→ **Directive A**: Reproduce the passage of the lldb prompt discussion between "Behavior is identical" and "you posted tomorrow.", inclusive.

Start of Text provided

We need to come up with a bullet proof way of making this just work. Right now we have the sync hack and that is obviously working for reasons no one understands because it introduces 2 second delays which masks the true issue that needs to be fixed.

Do you still see overlapping (lldb) prompts even with no fixes? Or do things work correctly for you with top of tree?

Greg

Behavior is identical with and without the patch - double prompt, no source listing. It’s possible the patch changes the nature of the race in such a way that i might see different results after many runs, but I couldn’t see anything after ~10 runs

Yes, I get the (lldb) prompt coming out at the wrong time (in relation
to the source listing or target I/O) on top of tree. It's at best
unchanged with the (one-liner) patch -- because it seems to vary with
the overall system load it's hard to say for certain. But I get
interspersed prompts on top of tree with or without the patch.

The change that's been a reliable workaround for me is a usleep(100)
at the end of Process:PrivateResume(). I'll see if that's still the
case and also try the other patch you posted tomorrow.

Hi all,

I am testing the changes on linux. I don't this helps much, but this
is what I have found out:

no patch:
The prompt seems to be coming out at the right place always.

one-liner:
The prompt comes out at the right place, but this does not prove
anything, as the baseline was ok as well. The test suite result is
unchanged.

second patch:
The prompt comes out at the right place, but this does not prove
anything, as the baseline was ok as well. The test suite result is
unchanged.

Interestingly, I do remember the prompt coming out at the wrong place
in the past, but I can't seem to reproduce it now...

cheers,
pl

I've just noticed I'm consistently getting double prompts after
detaching from a process during remote debugging. The one-line patch
doesn't help that, but the second patch seems to make the problem go
away.

Hope that helps,
pl

Yes this m_iohandler_sync is essentially implementing a "sleep(2)" as the overall fix. It is coded in a much more complex way, but that is the way it works out on MacOSX at least.

I will take look at this later today to come up with a real fix to hopefully fix this once and for all.

The issue seems to be we have 3 threads:
1 - main thread running command interpreter waiting for user input
2 - debugger event handling thread that handles all events (run/stop/stdio from process)

End of Text provided

→ **Directive B**: In the records, take only the lines between the one holding "Patent image size: (714, 1402)." and the one holding "The inner chamber wall 34 is at (142, 718).", inclusive. Rewrite them with "check valve" replaced by "non-return valve" and everything else left unchanged.

Start of Material for the task

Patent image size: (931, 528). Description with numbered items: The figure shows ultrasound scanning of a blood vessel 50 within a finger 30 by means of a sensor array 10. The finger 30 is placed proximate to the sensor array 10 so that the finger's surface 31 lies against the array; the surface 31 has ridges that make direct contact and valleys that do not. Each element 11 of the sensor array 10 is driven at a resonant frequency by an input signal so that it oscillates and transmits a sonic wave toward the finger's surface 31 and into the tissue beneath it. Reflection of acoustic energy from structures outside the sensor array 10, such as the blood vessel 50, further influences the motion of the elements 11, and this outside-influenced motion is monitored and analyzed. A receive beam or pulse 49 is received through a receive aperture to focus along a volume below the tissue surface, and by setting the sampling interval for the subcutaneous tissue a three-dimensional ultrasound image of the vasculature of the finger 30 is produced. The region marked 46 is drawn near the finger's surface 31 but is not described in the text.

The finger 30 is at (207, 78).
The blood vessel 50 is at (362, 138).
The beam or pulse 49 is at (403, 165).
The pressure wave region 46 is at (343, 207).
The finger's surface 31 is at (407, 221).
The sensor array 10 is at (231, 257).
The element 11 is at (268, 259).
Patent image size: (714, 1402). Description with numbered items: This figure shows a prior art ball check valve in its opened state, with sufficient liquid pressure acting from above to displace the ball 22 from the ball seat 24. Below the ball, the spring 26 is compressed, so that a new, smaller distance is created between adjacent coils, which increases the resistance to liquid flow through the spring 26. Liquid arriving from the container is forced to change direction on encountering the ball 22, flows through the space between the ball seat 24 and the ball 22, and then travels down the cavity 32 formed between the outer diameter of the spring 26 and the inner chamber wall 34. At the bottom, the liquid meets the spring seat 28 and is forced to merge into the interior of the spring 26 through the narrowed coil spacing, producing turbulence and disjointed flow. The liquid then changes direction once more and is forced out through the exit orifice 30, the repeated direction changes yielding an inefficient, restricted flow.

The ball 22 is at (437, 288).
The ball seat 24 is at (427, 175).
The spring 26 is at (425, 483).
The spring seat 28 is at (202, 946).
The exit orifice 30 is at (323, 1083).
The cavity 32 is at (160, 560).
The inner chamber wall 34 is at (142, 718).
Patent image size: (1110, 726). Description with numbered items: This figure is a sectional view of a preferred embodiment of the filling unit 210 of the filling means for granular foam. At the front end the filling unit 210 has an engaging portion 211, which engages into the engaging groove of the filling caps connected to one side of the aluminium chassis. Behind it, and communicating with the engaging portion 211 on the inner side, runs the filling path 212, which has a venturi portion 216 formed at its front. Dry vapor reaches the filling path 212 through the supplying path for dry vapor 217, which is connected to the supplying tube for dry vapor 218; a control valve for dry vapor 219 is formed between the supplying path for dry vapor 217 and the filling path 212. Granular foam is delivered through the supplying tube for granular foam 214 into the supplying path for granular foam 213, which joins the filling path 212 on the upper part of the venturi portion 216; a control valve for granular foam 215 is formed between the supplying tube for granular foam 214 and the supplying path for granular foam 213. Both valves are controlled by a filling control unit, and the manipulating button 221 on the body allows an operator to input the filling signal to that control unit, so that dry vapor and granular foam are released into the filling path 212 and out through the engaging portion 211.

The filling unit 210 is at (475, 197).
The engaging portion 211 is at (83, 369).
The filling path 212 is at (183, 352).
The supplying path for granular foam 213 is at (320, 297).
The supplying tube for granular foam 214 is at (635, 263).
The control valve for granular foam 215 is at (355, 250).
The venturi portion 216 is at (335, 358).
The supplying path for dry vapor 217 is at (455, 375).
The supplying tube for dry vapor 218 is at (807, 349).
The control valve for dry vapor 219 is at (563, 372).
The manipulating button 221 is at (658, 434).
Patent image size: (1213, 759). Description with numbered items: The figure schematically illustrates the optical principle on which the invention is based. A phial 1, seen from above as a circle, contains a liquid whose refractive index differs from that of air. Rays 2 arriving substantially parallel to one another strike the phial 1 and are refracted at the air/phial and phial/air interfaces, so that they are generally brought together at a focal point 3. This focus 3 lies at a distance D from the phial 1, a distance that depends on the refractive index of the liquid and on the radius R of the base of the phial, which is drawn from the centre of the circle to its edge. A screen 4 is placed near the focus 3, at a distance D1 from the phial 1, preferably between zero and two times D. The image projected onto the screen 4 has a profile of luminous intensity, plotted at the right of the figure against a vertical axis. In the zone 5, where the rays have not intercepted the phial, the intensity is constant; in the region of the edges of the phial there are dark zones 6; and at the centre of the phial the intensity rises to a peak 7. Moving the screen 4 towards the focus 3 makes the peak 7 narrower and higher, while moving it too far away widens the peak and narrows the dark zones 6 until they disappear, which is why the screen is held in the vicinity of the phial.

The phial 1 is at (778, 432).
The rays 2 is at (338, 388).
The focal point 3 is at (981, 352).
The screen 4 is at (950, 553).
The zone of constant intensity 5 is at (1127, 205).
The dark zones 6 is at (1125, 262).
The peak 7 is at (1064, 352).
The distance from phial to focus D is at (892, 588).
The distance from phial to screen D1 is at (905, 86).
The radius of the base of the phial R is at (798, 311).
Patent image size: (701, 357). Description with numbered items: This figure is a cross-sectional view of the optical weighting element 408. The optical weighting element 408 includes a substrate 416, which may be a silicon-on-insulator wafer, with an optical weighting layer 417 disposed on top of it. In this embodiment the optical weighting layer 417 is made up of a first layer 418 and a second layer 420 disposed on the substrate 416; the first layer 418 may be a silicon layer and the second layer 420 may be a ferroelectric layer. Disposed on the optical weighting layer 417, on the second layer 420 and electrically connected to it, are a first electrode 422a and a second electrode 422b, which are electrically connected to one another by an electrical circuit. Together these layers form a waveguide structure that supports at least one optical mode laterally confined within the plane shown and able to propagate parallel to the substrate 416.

End of Material for the task

→ **Solution A**:
Behavior is identical with and without the patch - double prompt, no source listing. It’s possible the patch changes the nature of the race in such a way that i might see different results after many runs, but I couldn’t see anything after ~10 runs

Yes, I get the (lldb) prompt coming out at the wrong time (in relation
to the source listing or target I/O) on top of tree. It's at best
unchanged with the (one-liner) patch -- because it seems to vary with
the overall system load it's hard to say for certain. But I get
interspersed prompts on top of tree with or without the patch.

The change that's been a reliable workaround for me is a usleep(100)
at the end of Process:PrivateResume(). I'll see if that's still the
case and also try the other patch you posted tomorrow.

→ **Solution B**:
Patent image size: (714, 1402). Description with numbered items: This figure shows a prior art ball non-return valve in its opened state, with sufficient liquid pressure acting from above to displace the ball 22 from the ball seat 24. Below the ball, the spring 26 is compressed, so that a new, smaller distance is created between adjacent coils, which increases the resistance to liquid flow through the spring 26. Liquid arriving from the container is forced to change direction on encountering the ball 22, flows through the space between the ball seat 24 and the ball 22, and then travels down the cavity 32 formed between the outer diameter of the spring 26 and the inner chamber wall 34. At the bottom, the liquid meets the spring seat 28 and is forced to merge into the interior of the spring 26 through the narrowed coil spacing, producing turbulence and disjointed flow. The liquid then changes direction once more and is forced out through the exit orifice 30, the repeated direction changes yielding an inefficient, restricted flow.

The ball 22 is at (437, 288).
The ball seat 24 is at (427, 175).
The spring 26 is at (425, 483).
The spring seat 28 is at (202, 946).
The exit orifice 30 is at (323, 1083).
The cavity 32 is at (160, 560).
The inner chamber wall 34 is at (142, 718).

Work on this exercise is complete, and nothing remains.